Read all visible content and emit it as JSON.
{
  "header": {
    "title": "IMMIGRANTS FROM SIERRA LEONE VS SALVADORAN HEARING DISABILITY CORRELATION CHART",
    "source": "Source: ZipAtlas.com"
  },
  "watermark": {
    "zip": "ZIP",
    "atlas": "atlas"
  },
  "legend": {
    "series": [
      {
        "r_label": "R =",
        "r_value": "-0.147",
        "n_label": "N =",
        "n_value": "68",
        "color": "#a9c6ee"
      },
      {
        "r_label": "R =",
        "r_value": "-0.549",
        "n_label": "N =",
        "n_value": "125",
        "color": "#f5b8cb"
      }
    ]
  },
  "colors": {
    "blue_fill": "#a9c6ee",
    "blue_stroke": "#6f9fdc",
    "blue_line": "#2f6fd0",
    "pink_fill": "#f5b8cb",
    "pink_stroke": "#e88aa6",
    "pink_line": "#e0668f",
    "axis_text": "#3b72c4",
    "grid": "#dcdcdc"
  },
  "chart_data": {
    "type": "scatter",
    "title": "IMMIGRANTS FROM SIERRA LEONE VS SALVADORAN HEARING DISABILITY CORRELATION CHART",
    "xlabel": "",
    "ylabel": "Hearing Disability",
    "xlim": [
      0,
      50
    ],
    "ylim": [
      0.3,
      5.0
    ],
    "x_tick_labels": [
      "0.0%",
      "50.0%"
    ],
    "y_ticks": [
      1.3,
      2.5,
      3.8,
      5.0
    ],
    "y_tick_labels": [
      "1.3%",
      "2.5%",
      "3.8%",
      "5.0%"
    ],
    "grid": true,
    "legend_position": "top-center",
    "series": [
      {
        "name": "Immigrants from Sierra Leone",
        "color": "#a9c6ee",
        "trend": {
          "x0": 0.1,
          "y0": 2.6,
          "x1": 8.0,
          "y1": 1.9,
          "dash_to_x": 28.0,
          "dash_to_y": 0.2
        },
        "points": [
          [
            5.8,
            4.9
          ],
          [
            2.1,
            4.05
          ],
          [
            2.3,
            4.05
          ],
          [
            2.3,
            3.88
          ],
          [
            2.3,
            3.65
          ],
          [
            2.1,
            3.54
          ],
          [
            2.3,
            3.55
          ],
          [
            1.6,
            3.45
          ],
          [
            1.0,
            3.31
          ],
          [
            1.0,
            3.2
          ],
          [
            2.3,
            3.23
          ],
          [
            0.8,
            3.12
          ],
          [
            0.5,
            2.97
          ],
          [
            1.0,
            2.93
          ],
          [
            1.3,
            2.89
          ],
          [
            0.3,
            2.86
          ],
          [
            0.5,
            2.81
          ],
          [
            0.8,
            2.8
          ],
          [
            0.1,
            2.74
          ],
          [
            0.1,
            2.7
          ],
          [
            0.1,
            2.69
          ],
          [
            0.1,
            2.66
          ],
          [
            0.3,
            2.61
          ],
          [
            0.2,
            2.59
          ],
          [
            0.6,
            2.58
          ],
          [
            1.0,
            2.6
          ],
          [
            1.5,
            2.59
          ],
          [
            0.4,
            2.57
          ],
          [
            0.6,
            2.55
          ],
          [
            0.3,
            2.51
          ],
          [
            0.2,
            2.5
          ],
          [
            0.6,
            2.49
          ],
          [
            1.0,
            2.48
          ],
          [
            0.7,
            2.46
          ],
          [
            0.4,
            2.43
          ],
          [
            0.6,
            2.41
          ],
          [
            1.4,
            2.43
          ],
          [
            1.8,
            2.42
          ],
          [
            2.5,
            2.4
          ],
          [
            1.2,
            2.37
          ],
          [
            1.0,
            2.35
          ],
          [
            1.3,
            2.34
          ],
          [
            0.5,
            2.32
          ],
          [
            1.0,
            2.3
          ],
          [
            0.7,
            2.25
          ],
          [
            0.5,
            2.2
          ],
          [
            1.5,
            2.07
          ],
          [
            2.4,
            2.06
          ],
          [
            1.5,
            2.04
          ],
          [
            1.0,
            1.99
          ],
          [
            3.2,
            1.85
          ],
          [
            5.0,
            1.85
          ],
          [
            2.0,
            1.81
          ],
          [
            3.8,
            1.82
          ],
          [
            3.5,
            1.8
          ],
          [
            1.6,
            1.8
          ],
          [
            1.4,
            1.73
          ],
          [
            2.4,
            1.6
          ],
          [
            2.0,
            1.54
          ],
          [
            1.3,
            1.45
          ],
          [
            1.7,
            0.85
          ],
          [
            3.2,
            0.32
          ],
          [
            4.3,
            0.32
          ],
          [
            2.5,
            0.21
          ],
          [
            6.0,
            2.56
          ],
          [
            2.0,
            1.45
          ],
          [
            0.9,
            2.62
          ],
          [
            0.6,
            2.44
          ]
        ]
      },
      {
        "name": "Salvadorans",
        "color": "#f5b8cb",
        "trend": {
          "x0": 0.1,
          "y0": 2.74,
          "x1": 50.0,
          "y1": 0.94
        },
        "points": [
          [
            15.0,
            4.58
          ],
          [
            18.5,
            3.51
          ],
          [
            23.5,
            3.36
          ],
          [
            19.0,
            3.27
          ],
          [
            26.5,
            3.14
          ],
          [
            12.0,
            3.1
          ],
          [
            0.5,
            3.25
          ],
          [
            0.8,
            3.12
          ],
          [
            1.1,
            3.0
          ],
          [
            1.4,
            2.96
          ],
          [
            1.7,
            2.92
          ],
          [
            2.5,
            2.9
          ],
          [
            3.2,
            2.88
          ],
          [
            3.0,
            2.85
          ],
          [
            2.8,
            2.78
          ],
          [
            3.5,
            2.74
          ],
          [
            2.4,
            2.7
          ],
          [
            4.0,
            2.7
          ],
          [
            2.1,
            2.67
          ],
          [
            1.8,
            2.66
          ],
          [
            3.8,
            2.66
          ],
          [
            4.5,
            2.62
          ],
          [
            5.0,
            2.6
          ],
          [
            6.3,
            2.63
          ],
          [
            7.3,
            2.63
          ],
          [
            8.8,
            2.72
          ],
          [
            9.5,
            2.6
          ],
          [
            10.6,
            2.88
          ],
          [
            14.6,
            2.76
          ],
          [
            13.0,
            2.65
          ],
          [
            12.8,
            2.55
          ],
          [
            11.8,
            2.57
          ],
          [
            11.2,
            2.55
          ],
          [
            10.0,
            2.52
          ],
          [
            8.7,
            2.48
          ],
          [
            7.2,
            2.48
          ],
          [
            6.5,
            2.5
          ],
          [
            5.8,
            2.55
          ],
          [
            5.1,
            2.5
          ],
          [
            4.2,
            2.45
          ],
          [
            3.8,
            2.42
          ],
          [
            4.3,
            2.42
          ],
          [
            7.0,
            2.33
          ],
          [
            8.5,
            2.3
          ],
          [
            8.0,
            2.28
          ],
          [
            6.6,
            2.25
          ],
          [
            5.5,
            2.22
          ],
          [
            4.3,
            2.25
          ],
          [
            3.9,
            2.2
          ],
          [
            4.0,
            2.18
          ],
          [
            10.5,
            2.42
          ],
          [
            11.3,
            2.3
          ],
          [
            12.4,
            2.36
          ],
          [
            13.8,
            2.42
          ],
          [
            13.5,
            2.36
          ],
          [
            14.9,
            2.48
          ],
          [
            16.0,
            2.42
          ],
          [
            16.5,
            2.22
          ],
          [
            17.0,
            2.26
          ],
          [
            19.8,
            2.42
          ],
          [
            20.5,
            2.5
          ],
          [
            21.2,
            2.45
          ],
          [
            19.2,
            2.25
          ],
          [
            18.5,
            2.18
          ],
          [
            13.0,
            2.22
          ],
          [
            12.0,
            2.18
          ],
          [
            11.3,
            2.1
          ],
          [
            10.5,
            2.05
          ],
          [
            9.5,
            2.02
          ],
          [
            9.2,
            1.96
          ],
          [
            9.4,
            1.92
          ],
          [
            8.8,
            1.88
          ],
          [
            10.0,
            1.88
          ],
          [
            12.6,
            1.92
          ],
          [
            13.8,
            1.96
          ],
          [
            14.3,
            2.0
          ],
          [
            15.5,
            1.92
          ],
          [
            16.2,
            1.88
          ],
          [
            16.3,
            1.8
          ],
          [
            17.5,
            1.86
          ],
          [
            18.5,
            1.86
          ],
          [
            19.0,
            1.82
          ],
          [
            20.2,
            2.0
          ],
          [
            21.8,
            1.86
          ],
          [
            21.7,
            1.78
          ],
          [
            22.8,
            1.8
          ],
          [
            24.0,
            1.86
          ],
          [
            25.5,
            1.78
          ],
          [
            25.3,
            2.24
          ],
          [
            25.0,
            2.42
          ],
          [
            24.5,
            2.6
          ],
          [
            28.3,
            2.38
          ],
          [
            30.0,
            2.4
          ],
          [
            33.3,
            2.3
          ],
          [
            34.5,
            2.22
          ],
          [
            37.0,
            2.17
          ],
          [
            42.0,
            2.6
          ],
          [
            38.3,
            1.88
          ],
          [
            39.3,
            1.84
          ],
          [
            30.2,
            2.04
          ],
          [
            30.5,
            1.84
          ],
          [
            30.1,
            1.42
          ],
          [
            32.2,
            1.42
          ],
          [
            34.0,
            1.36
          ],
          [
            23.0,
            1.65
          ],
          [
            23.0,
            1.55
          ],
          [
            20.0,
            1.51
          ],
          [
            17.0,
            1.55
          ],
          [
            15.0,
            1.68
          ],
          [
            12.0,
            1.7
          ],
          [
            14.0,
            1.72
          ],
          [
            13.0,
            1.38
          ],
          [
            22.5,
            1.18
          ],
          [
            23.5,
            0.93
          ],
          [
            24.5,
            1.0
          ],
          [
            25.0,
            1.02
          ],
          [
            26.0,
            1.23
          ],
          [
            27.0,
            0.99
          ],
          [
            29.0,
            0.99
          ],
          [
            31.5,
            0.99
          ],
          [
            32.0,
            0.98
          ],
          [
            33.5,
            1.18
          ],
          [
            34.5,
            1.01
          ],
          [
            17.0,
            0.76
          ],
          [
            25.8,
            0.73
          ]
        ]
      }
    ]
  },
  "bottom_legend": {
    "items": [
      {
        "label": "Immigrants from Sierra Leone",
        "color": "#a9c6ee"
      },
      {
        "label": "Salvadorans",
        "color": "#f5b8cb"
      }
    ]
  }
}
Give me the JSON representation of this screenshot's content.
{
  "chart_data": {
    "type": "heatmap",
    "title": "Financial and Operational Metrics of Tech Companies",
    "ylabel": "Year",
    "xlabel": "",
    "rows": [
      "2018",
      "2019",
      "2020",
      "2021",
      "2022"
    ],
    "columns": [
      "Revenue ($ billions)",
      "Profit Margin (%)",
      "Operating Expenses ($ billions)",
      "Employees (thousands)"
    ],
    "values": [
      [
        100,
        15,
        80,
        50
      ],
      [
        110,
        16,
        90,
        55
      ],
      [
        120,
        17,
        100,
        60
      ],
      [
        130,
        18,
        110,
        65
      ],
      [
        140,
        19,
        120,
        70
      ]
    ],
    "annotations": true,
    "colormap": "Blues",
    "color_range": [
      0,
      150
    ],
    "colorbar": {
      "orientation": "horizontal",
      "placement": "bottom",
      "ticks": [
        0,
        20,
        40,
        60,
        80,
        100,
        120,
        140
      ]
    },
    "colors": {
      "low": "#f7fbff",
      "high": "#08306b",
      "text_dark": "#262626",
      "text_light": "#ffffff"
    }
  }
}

**Task**
Show all lines from the records above where the word "JSON" occurs.

**Written answer**
Read all visible content and emit it as JSON.
Give me the JSON representation of this screenshot's content.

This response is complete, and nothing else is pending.